* _課題の要件_
1. 原文の「死というのは「不幸があった」」から「いるかということがあります。」までを、一字一句変えずに書き写すこと。
2. 次の(a)〜(c)が原文の内容と一致するかを「はい」か「いいえ」で判定し、判断の決め手となる原文の言葉をそのまま引用すること。(a) 浄土真宗は魂という概念をもっている。(b) 月刊住職の令和5年正月号に、浄土宗の住職の話が載っていた。(c) 筆者は炉前のお勤めでもお話をしている。

* _原文_
一番は儀式を通じて身近な方の死を受け止めていく時間が私たちには必要だからだと思う。

普段と変わらない生活を過ごしているだけでは受け止めることが出来ないのが、親しい方との別れなのではないでしょうか。

別れは寂しいことだけど、いなくなってしまったということを受け止める場。仏教に出遇うということも大切だけれども、お通夜という短い時間ではこれが精一杯だとも思う。

もちろん仏教に出遇い、そして別れという悲しさから救われるということも多くの方が経験していることです。仏教を通して死を受け止めていく。

亡くなった方の前で、自分もいつか亡くなるということを感じながら仏教を聞くことで、今生きているということを大切にしていく場でもあるけれど。

お通夜で急に自分の気持ちを切り替えるのは難しい。気持ちに区切りもつけられないけれども、仏教がいつもより、遺族のそばにあるという時間がお通夜という時間です。

気持ちに区切りなんてつけられないけれど、でもいつか前に歩んでいくためには、儀式をして故人を弔ったという気持ちは必要です。

身近な方が亡くなったときというのは、当たり前のことだけど自分の中により強く、自分もいつかは亡くなるという気持ちが残る場所です。

一度強く思ったら、どこかで思い出すかもしれません。

死というのは「不幸があった」と言われるように、一般的には私たちは出来れば避けたいものです。しかし、そうでなく私たちにも必ず訪れるものとしてどこかのタイミングで受け入れなければいけない。

出来ればその時が訪れるより前に。

文章に起こしたのでこうやって言えますが、お通夜の場でしっかりと伝えられているかなぁと先日改めて感じさせていただきました。

月刊住職の令和5年正月号を読みました。
記事の一つに、お通夜を大切にしている一人の浄土宗の住職のお話が載っていました。

もちろんお通夜はお坊さん皆が大切にしていることではあるけれども、仏事の大切さを伝えられているかということがあります。

その住職は、
「昔の人は魂が身体から抜け出た時に死ぬと考えていて、魂が動くのは陽が落ちてから。魂が抜け出たご遺体に異変がないように夜を徹して家族がご遺体を守るのがお通夜の習俗です。
死者を送る儀式とは、魂をちゃんとあの世に送りだせるよう皆で力を合わせること。ここを押さえておかないと、仏教の何たるかが伝わらず、お骨を荼毘にふすだけに終わるからです。」

月間住職2023年1月号

私の不勉強もありますが、浄土真宗では魂という概念をもっておらず、ここまで具体的にお通夜の意義を説明出来ない。宗派により考えが違うので、それが良いとか悪いとかではないですが、具体的な意味を喪主さんが感じたほうがお通夜の意味がより深まるのではないかと感じました。

また、炉前のお勤めでも必ずお話をしているとのことで。(私は炉前ではしていない・・)

* _データ行_

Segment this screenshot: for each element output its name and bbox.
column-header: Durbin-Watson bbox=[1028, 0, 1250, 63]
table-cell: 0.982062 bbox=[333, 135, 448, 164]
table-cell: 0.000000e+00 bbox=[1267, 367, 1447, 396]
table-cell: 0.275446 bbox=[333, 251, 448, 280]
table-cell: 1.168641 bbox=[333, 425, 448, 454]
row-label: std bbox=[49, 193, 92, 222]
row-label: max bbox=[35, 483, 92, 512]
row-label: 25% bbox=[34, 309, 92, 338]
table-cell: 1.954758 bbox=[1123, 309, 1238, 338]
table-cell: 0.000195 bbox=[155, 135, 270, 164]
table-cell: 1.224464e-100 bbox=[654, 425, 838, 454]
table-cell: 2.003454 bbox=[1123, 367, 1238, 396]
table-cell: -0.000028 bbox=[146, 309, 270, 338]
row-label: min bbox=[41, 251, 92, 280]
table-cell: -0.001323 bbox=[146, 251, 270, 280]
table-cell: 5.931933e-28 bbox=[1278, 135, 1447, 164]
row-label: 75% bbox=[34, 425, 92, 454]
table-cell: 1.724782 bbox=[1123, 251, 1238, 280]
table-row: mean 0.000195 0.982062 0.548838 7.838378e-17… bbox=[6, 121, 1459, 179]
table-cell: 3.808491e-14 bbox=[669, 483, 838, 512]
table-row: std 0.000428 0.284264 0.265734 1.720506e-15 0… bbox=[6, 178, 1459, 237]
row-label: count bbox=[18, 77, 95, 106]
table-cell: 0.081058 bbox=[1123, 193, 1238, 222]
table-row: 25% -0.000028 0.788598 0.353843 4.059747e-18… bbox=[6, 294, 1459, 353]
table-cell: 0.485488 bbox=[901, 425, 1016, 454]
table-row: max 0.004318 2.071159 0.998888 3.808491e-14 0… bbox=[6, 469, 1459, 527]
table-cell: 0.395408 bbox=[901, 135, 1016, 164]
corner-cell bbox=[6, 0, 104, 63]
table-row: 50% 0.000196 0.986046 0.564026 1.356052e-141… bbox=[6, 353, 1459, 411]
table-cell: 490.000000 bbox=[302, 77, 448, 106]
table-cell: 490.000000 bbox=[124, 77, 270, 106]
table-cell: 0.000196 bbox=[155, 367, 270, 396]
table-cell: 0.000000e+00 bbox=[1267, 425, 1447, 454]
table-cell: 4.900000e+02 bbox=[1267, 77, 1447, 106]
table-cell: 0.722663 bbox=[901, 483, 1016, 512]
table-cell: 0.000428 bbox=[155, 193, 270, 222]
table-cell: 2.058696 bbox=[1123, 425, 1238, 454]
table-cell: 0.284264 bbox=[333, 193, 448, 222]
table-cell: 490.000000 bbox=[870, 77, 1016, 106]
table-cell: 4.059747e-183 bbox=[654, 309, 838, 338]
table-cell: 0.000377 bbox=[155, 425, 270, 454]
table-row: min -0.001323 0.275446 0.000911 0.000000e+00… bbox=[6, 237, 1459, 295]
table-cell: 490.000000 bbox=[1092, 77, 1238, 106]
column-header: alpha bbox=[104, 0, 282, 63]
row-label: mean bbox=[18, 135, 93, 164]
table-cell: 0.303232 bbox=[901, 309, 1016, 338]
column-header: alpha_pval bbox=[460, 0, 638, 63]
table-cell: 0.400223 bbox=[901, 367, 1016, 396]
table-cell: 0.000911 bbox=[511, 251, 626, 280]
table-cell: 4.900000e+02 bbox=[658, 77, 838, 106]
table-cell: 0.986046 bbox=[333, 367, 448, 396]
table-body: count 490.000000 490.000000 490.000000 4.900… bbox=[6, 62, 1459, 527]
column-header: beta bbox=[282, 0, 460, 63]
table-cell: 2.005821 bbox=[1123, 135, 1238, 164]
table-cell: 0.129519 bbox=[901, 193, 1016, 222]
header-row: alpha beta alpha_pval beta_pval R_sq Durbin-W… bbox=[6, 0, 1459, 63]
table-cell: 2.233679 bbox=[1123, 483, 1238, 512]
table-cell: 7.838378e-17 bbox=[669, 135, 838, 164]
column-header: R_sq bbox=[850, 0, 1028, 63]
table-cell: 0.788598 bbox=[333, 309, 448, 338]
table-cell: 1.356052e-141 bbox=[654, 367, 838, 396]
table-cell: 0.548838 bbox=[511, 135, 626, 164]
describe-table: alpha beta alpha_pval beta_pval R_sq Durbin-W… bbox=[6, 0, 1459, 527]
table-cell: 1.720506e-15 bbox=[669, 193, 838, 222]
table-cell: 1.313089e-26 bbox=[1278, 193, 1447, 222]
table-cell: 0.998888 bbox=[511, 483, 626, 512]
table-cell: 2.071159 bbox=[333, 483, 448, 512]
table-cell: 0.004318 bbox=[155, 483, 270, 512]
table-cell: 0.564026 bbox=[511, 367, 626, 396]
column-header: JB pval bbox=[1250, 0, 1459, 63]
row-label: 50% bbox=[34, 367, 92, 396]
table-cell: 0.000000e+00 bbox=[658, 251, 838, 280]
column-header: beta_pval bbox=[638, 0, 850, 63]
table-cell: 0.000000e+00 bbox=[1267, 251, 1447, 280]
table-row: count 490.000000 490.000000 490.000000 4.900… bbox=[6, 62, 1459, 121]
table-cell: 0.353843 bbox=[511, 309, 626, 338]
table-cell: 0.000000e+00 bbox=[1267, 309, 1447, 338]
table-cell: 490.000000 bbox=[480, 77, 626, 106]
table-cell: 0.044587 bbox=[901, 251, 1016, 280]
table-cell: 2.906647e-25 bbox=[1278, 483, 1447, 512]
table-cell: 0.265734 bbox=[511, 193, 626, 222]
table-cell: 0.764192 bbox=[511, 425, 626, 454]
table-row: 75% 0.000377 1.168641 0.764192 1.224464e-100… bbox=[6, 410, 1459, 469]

* _課題ごとの解答_
1.
死というのは「不幸があった」と言われるように、一般的には私たちは出来れば避けたいものです。しかし、そうでなく私たちにも必ず訪れるものとしてどこかのタイミングで受け入れなければいけない。

出来ればその時が訪れるより前に。

文章に起こしたのでこうやって言えますが、お通夜の場でしっかりと伝えられているかなぁと先日改めて感じさせていただきました。

月刊住職の令和5年正月号を読みました。
記事の一つに、お通夜を大切にしている一人の浄土宗の住職のお話が載っていました。

もちろんお通夜はお坊さん皆が大切にしていることではあるけれども、仏事の大切さを伝えられているかということがあります。

2.
(a) いいえ。「浄土真宗では魂という概念をもっておらず」
(b) はい。「記事の一つに、お通夜を大切にしている一人の浄土宗の住職のお話が載っていました。」
(c) いいえ。「私は炉前ではしていない」